> **Short problem**
Wherever the string "Satellite" occurs in a line of these records, report that line.

================

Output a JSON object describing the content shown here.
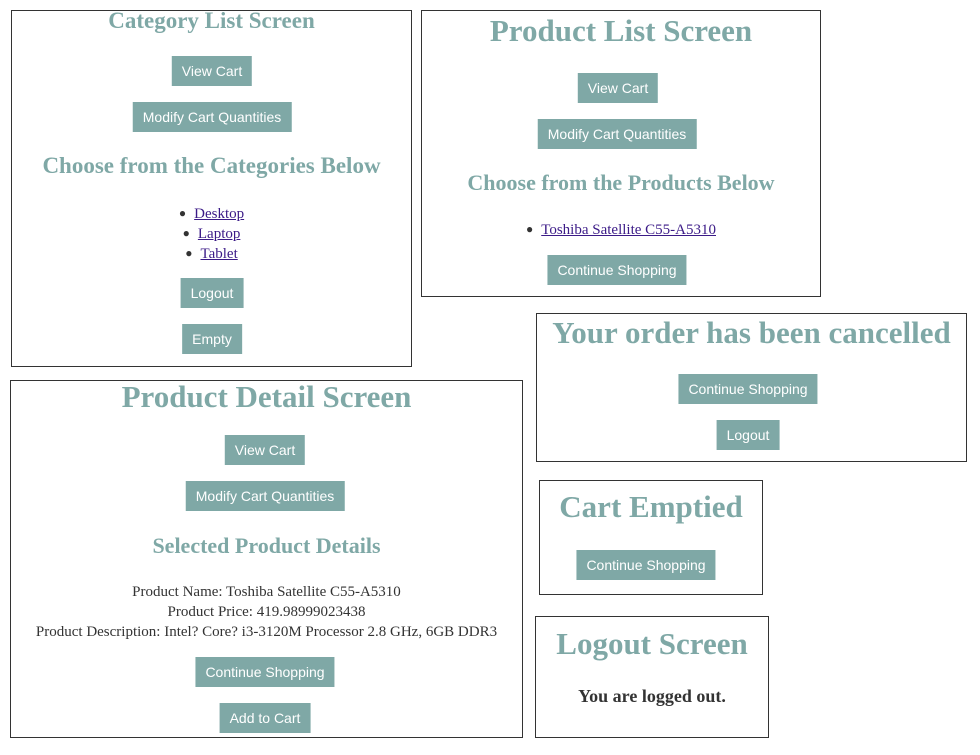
{
  "category_screen": {
    "title": "Category List Screen",
    "view_cart": "View Cart",
    "modify_cart": "Modify Cart Quantities",
    "subtitle": "Choose from the Categories Below",
    "categories": [
      "Desktop",
      "Laptop",
      "Tablet"
    ],
    "logout": "Logout",
    "empty": "Empty"
  },
  "product_list_screen": {
    "title": "Product List Screen",
    "view_cart": "View Cart",
    "modify_cart": "Modify Cart Quantities",
    "subtitle": "Choose from the Products Below",
    "products": [
      "Toshiba Satellite C55-A5310"
    ],
    "continue_shopping": "Continue Shopping"
  },
  "order_cancelled_screen": {
    "title": "Your order has been cancelled",
    "continue_shopping": "Continue Shopping",
    "logout": "Logout"
  },
  "product_detail_screen": {
    "title": "Product Detail Screen",
    "view_cart": "View Cart",
    "modify_cart": "Modify Cart Quantities",
    "subtitle": "Selected Product Details",
    "product_name": "Product Name: Toshiba Satellite C55-A5310",
    "product_price": "Product Price: 419.98999023438",
    "product_description": "Product Description: Intel? Core? i3-3120M Processor 2.8 GHz, 6GB DDR3",
    "continue_shopping": "Continue Shopping",
    "add_to_cart": "Add to Cart"
  },
  "cart_emptied_screen": {
    "title": "Cart Emptied",
    "continue_shopping": "Continue Shopping"
  },
  "logout_screen": {
    "title": "Logout Screen",
    "message": "You are logged out."
  },
  "colors": {
    "accent": "#7fa8a6",
    "link": "#3b1a87",
    "text": "#333333",
    "border": "#333333"
  }
}
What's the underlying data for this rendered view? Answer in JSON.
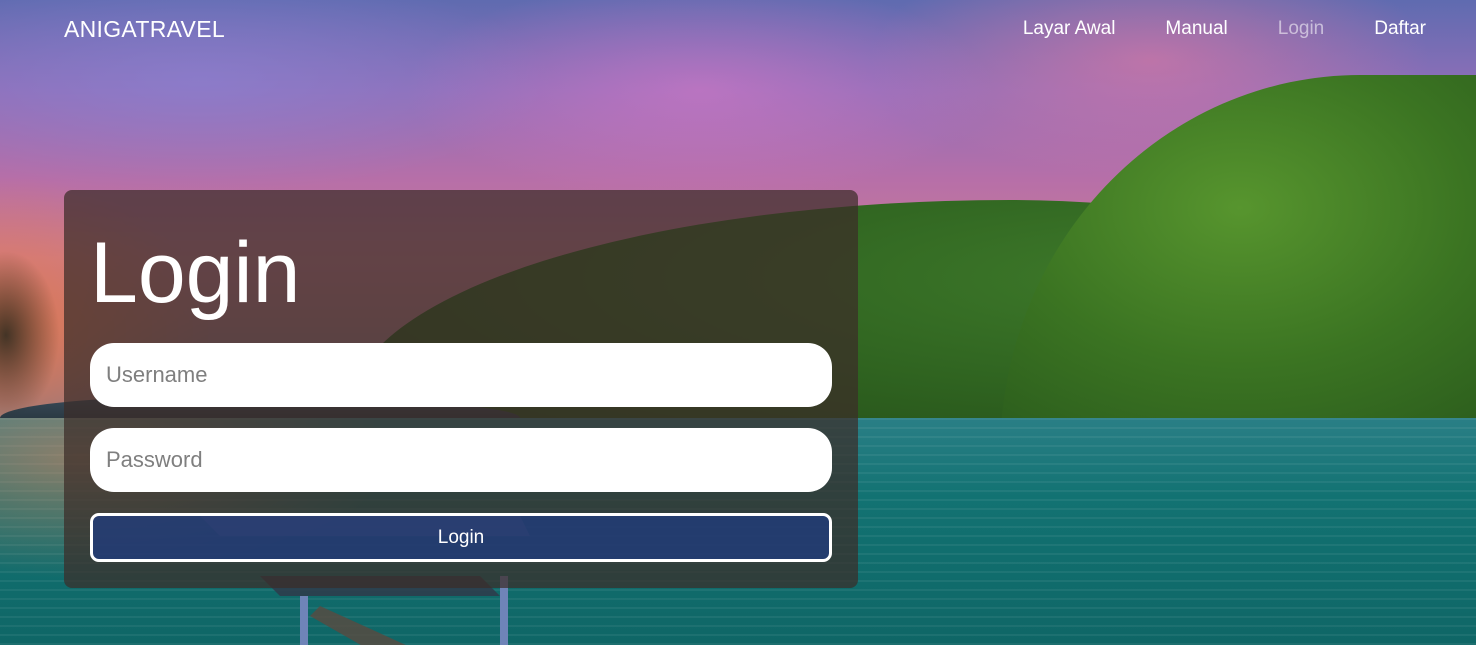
{
  "navbar": {
    "brand": "ANIGATRAVEL",
    "links": [
      {
        "label": "Layar Awal"
      },
      {
        "label": "Manual"
      },
      {
        "label": "Login",
        "active": true
      },
      {
        "label": "Daftar"
      }
    ]
  },
  "login": {
    "title": "Login",
    "username_placeholder": "Username",
    "username_value": "",
    "password_placeholder": "Password",
    "password_value": "",
    "button_label": "Login"
  },
  "colors": {
    "card_bg": "#3c2d28",
    "button_bg": "#1e3c82",
    "active_link": "#ffffff8c"
  }
}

================

> **Answer**
      "Toshiba Satellite C55-A5310"
    "product_name": "Product Name: Toshiba Satellite C55-A5310",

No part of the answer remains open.